═════ Data in this exercise

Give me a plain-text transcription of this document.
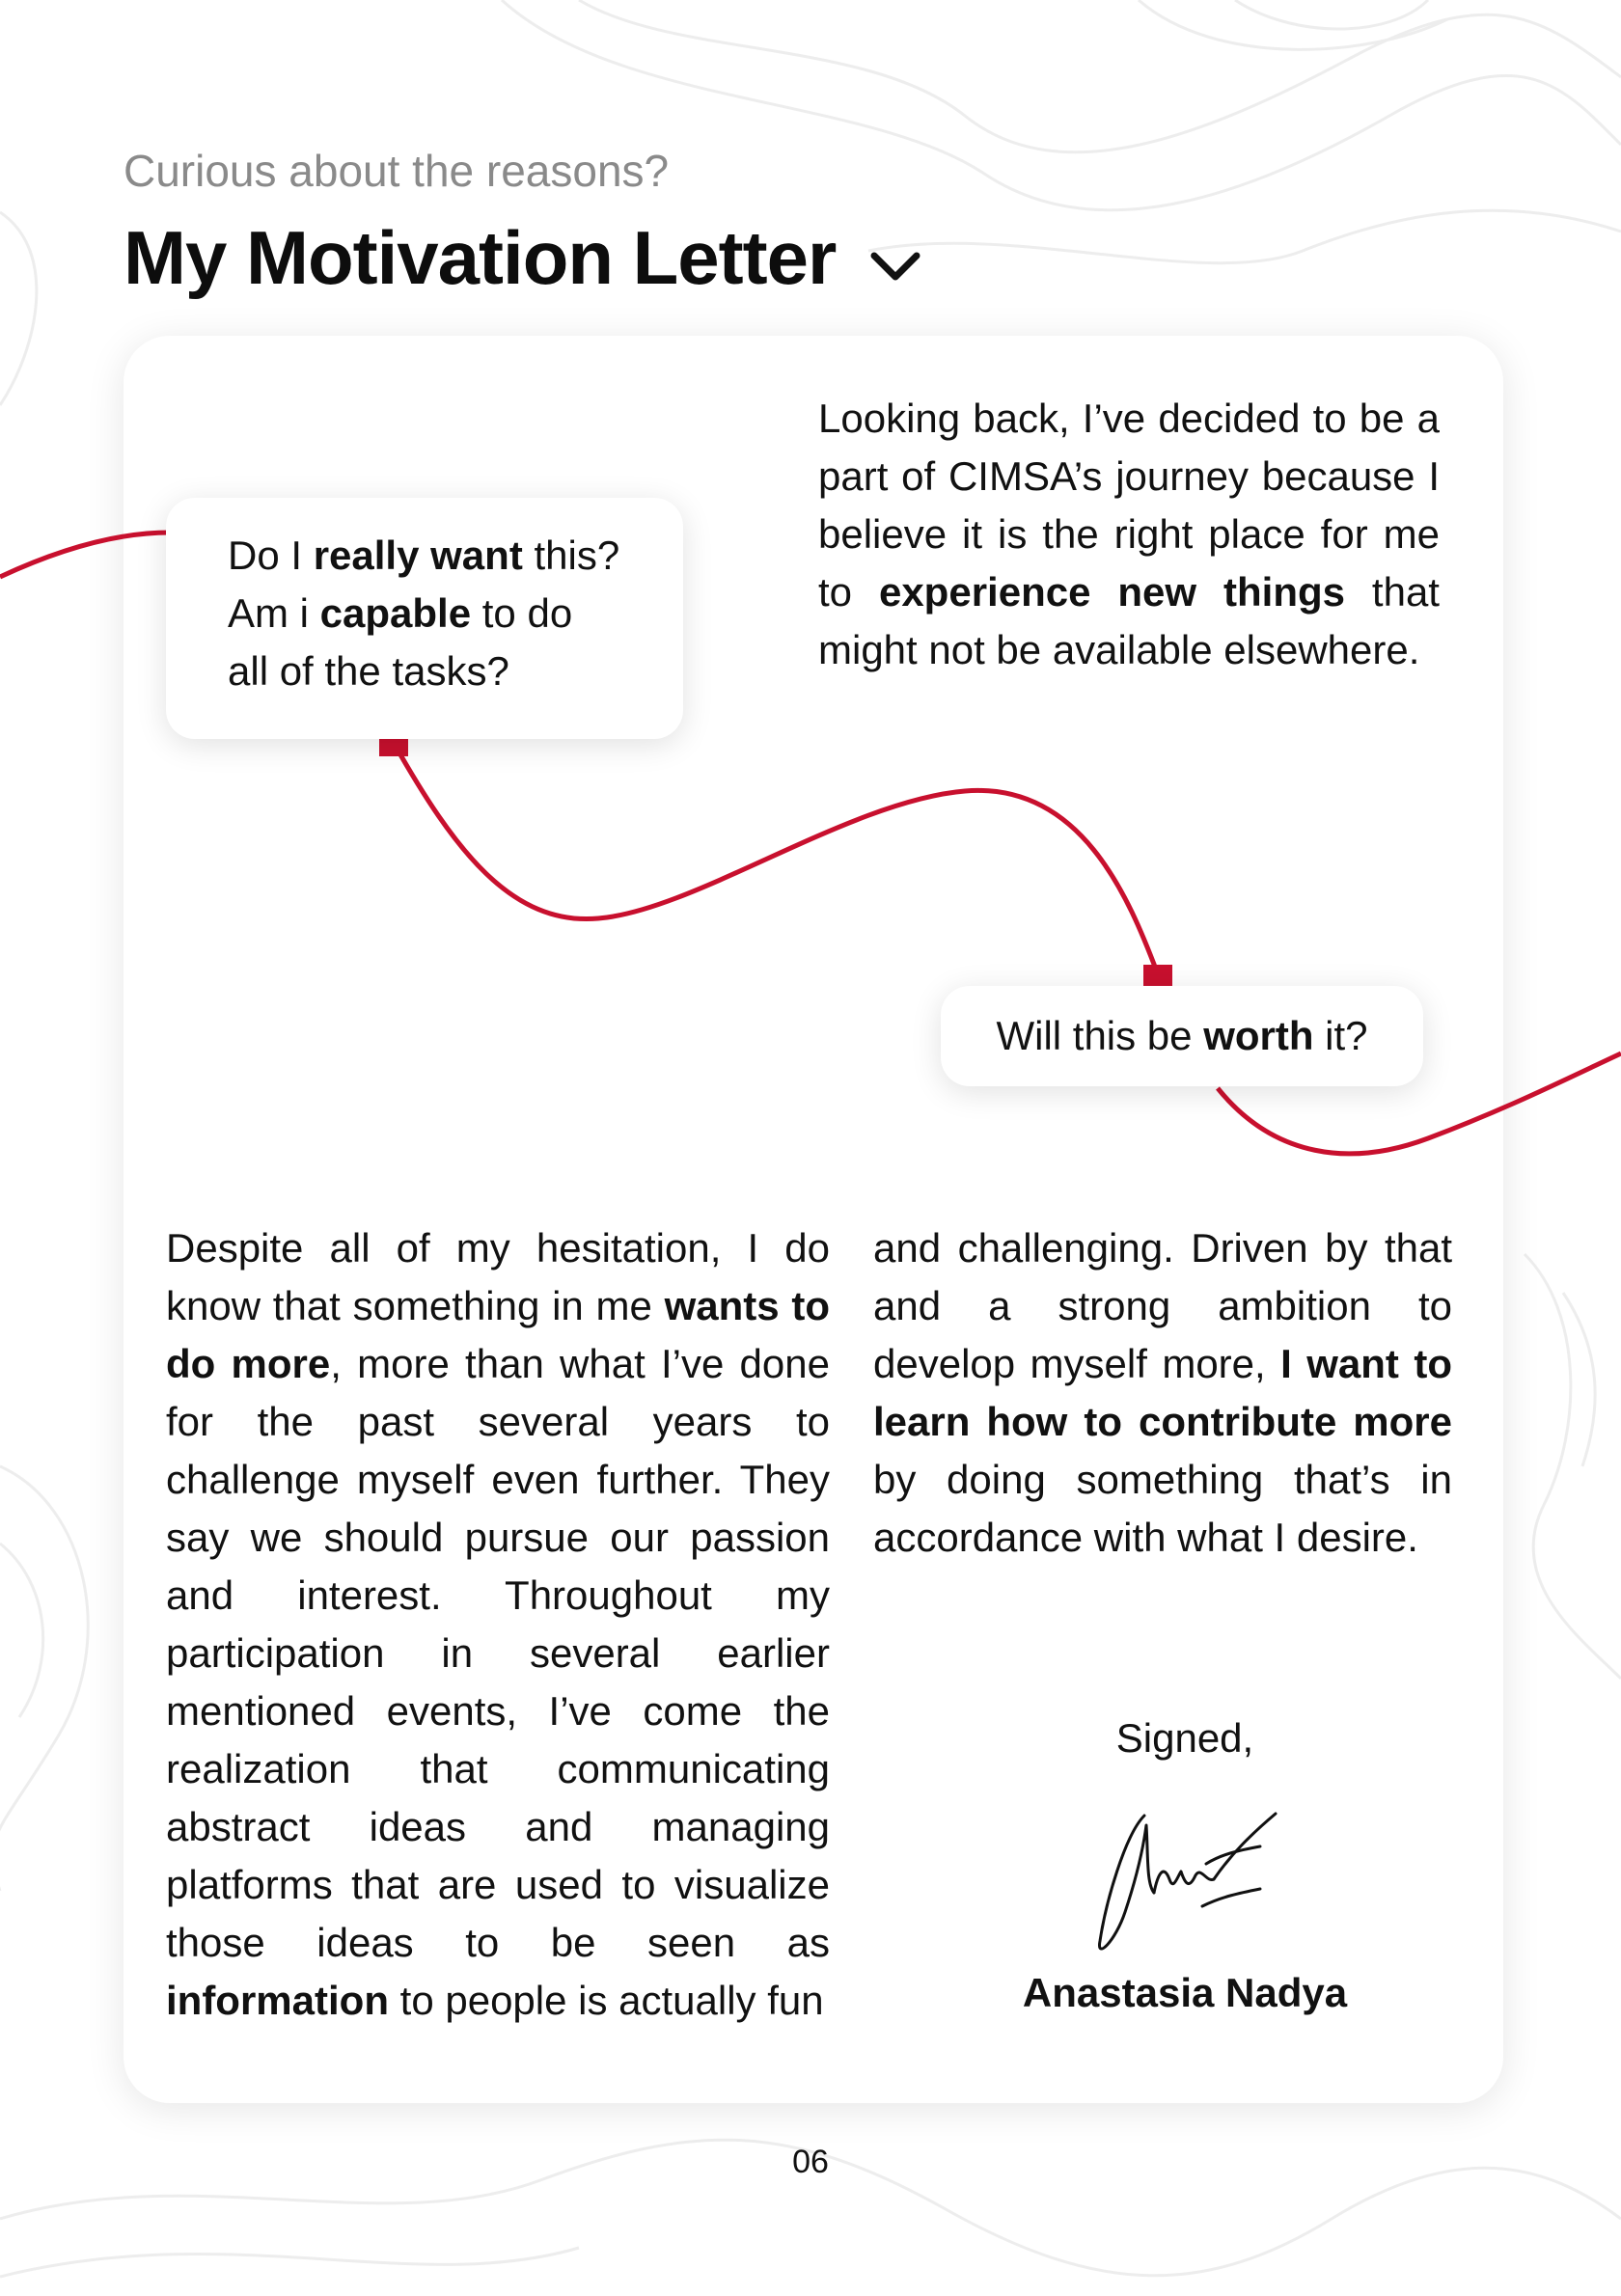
Curious about the reasons?

My Motivation Letter

Do I really want this?

Am i capable to do

all of the tasks?

Will this be worth it?

Looking back, I’ve decided to be a part of CIMSA’s journey because I believe it is the right place for me to experience new things that might not be available elsewhere.

Despite all of my hesitation, I do know that something in me wants to do more, more than what I’ve done for the past several years to challenge myself even further. They say we should pursue our passion and interest. Throughout my participation in several earlier mentioned events, I’ve come the realization that communicating abstract ideas and managing platforms that are used to visualize those ideas to be seen as information to people is actually fun

and challenging. Driven by that and a strong ambition to develop myself more, I want to learn how to contribute more by doing something that’s in accordance with what I desire.

Signed,

Anastasia Nadya

06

══════════

Problem statement
Print each entry shown above with exact wording and no pictures.

In response
Give me a plain-text transcription of this document.
Curious about the reasons?

My Motivation Letter

Do I really want this?

Am i capable to do

all of the tasks?

Will this be worth it?

Looking back, I’ve decided to be a part of CIMSA’s journey because I believe it is the right place for me to experience new things that might not be available elsewhere.

Despite all of my hesitation, I do know that something in me wants to do more, more than what I’ve done for the past several years to challenge myself even further. They say we should pursue our passion and interest. Throughout my participation in several earlier mentioned events, I’ve come the realization that communicating abstract ideas and managing platforms that are used to visualize those ideas to be seen as information to people is actually fun

and challenging. Driven by that and a strong ambition to develop myself more, I want to learn how to contribute more by doing something that’s in accordance with what I desire.

Signed,

Anastasia Nadya

06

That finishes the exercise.